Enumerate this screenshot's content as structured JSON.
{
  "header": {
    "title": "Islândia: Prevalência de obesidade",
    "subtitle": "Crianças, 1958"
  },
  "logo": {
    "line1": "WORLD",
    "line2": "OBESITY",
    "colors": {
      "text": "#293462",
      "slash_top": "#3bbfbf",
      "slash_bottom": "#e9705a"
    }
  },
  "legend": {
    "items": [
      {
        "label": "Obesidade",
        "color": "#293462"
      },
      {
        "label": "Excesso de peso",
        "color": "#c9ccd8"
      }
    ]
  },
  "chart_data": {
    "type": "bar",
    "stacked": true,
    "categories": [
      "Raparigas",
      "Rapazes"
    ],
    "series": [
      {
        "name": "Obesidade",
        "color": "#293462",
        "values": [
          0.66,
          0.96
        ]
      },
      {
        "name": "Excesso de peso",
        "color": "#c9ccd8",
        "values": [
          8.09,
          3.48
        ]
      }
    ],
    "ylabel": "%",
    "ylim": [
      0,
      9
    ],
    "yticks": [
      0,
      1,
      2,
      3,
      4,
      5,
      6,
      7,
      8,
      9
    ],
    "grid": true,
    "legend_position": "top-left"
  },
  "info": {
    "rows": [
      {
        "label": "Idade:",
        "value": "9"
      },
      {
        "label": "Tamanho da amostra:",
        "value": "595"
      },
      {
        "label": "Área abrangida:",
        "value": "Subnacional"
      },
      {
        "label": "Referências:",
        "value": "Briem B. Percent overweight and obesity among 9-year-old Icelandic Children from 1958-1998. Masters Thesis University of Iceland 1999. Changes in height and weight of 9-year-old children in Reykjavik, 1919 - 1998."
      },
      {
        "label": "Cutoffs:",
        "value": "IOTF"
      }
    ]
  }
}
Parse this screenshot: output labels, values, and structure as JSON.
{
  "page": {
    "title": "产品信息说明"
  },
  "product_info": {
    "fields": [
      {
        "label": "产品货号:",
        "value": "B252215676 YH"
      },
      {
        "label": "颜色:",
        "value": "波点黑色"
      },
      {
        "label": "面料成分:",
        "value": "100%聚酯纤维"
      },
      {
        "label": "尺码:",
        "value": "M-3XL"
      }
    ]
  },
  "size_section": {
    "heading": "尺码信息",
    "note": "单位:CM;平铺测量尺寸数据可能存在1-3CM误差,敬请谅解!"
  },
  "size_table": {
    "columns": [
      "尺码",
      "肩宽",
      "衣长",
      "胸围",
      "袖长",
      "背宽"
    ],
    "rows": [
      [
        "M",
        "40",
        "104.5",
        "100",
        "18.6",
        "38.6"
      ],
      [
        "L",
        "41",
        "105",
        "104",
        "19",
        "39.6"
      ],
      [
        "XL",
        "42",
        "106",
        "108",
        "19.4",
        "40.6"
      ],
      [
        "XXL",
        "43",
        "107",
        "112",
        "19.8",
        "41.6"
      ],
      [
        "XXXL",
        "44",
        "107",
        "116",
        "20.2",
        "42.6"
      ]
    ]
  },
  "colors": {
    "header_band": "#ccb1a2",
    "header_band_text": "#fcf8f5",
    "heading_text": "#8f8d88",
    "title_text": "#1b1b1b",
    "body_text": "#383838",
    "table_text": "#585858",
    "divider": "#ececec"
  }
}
····················
To be done: From the listing above, extract all records word for word.

Solution:
Enumerate this screenshot's content as structured JSON.
{
  "header": {
    "title": "Islândia: Prevalência de obesidade",
    "subtitle": "Crianças, 1958"
  },
  "logo": {
    "line1": "WORLD",
    "line2": "OBESITY",
    "colors": {
      "text": "#293462",
      "slash_top": "#3bbfbf",
      "slash_bottom": "#e9705a"
    }
  },
  "legend": {
    "items": [
      {
        "label": "Obesidade",
        "color": "#293462"
      },
      {
        "label": "Excesso de peso",
        "color": "#c9ccd8"
      }
    ]
  },
  "chart_data": {
    "type": "bar",
    "stacked": true,
    "categories": [
      "Raparigas",
      "Rapazes"
    ],
    "series": [
      {
        "name": "Obesidade",
        "color": "#293462",
        "values": [
          0.66,
          0.96
        ]
      },
      {
        "name": "Excesso de peso",
        "color": "#c9ccd8",
        "values": [
          8.09,
          3.48
        ]
      }
    ],
    "ylabel": "%",
    "ylim": [
      0,
      9
    ],
    "yticks": [
      0,
      1,
      2,
      3,
      4,
      5,
      6,
      7,
      8,
      9
    ],
    "grid": true,
    "legend_position": "top-left"
  },
  "info": {
    "rows": [
      {
        "label": "Idade:",
        "value": "9"
      },
      {
        "label": "Tamanho da amostra:",
        "value": "595"
      },
      {
        "label": "Área abrangida:",
        "value": "Subnacional"
      },
      {
        "label": "Referências:",
        "value": "Briem B. Percent overweight and obesity among 9-year-old Icelandic Children from 1958-1998. Masters Thesis University of Iceland 1999. Changes in height and weight of 9-year-old children in Reykjavik, 1919 - 1998."
      },
      {
        "label": "Cutoffs:",
        "value": "IOTF"
      }
    ]
  }
}
Parse this screenshot: output labels, values, and structure as JSON.
{
  "page": {
    "title": "产品信息说明"
  },
  "product_info": {
    "fields": [
      {
        "label": "产品货号:",
        "value": "B252215676 YH"
      },
      {
        "label": "颜色:",
        "value": "波点黑色"
      },
      {
        "label": "面料成分:",
        "value": "100%聚酯纤维"
      },
      {
        "label": "尺码:",
        "value": "M-3XL"
      }
    ]
  },
  "size_section": {
    "heading": "尺码信息",
    "note": "单位:CM;平铺测量尺寸数据可能存在1-3CM误差,敬请谅解!"
  },
  "size_table": {
    "columns": [
      "尺码",
      "肩宽",
      "衣长",
      "胸围",
      "袖长",
      "背宽"
    ],
    "rows": [
      [
        "M",
        "40",
        "104.5",
        "100",
        "18.6",
        "38.6"
      ],
      [
        "L",
        "41",
        "105",
        "104",
        "19",
        "39.6"
      ],
      [
        "XL",
        "42",
        "106",
        "108",
        "19.4",
        "40.6"
      ],
      [
        "XXL",
        "43",
        "107",
        "112",
        "19.8",
        "41.6"
      ],
      [
        "XXXL",
        "44",
        "107",
        "116",
        "20.2",
        "42.6"
      ]
    ]
  },
  "colors": {
    "header_band": "#ccb1a2",
    "header_band_text": "#fcf8f5",
    "heading_text": "#8f8d88",
    "title_text": "#1b1b1b",
    "body_text": "#383838",
    "table_text": "#585858",
    "divider": "#ececec"
  }
}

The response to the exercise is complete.